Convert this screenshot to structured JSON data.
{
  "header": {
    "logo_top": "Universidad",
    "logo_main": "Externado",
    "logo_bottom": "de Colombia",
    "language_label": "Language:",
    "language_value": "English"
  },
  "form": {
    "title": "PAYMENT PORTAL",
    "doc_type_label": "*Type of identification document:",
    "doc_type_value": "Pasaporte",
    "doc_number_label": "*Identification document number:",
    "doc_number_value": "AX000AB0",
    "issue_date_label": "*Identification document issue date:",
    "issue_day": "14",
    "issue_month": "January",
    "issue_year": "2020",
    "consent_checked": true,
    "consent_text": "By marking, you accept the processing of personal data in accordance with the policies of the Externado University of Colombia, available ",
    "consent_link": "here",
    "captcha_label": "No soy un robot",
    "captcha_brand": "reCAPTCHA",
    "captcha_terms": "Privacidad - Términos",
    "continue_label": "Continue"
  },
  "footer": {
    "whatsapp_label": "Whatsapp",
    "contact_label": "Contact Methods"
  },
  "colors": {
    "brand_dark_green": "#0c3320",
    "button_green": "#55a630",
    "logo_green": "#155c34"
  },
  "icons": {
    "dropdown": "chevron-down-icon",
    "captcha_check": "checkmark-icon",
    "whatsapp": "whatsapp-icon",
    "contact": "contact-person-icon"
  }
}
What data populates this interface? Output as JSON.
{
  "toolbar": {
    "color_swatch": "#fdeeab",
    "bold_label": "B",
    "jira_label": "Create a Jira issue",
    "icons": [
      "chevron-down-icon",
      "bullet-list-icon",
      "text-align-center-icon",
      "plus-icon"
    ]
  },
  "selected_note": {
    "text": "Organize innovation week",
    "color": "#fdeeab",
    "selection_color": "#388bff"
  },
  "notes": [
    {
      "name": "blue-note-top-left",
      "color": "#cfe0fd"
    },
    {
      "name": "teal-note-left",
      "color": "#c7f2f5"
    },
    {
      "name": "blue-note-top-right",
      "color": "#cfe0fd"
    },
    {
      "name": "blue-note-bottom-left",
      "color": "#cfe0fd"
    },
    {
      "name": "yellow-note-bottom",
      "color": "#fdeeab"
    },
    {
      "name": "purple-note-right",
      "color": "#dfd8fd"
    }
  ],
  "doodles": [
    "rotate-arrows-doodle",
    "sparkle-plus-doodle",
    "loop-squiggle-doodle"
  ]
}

-=-=-

WHAT IS ASKED: Output all of the data above without any alteration.

ANSWER TO THIS EXERCISE:
Convert this screenshot to structured JSON data.
{
  "header": {
    "logo_top": "Universidad",
    "logo_main": "Externado",
    "logo_bottom": "de Colombia",
    "language_label": "Language:",
    "language_value": "English"
  },
  "form": {
    "title": "PAYMENT PORTAL",
    "doc_type_label": "*Type of identification document:",
    "doc_type_value": "Pasaporte",
    "doc_number_label": "*Identification document number:",
    "doc_number_value": "AX000AB0",
    "issue_date_label": "*Identification document issue date:",
    "issue_day": "14",
    "issue_month": "January",
    "issue_year": "2020",
    "consent_checked": true,
    "consent_text": "By marking, you accept the processing of personal data in accordance with the policies of the Externado University of Colombia, available ",
    "consent_link": "here",
    "captcha_label": "No soy un robot",
    "captcha_brand": "reCAPTCHA",
    "captcha_terms": "Privacidad - Términos",
    "continue_label": "Continue"
  },
  "footer": {
    "whatsapp_label": "Whatsapp",
    "contact_label": "Contact Methods"
  },
  "colors": {
    "brand_dark_green": "#0c3320",
    "button_green": "#55a630",
    "logo_green": "#155c34"
  },
  "icons": {
    "dropdown": "chevron-down-icon",
    "captcha_check": "checkmark-icon",
    "whatsapp": "whatsapp-icon",
    "contact": "contact-person-icon"
  }
}
What data populates this interface? Output as JSON.
{
  "toolbar": {
    "color_swatch": "#fdeeab",
    "bold_label": "B",
    "jira_label": "Create a Jira issue",
    "icons": [
      "chevron-down-icon",
      "bullet-list-icon",
      "text-align-center-icon",
      "plus-icon"
    ]
  },
  "selected_note": {
    "text": "Organize innovation week",
    "color": "#fdeeab",
    "selection_color": "#388bff"
  },
  "notes": [
    {
      "name": "blue-note-top-left",
      "color": "#cfe0fd"
    },
    {
      "name": "teal-note-left",
      "color": "#c7f2f5"
    },
    {
      "name": "blue-note-top-right",
      "color": "#cfe0fd"
    },
    {
      "name": "blue-note-bottom-left",
      "color": "#cfe0fd"
    },
    {
      "name": "yellow-note-bottom",
      "color": "#fdeeab"
    },
    {
      "name": "purple-note-right",
      "color": "#dfd8fd"
    }
  ],
  "doodles": [
    "rotate-arrows-doodle",
    "sparkle-plus-doodle",
    "loop-squiggle-doodle"
  ]
}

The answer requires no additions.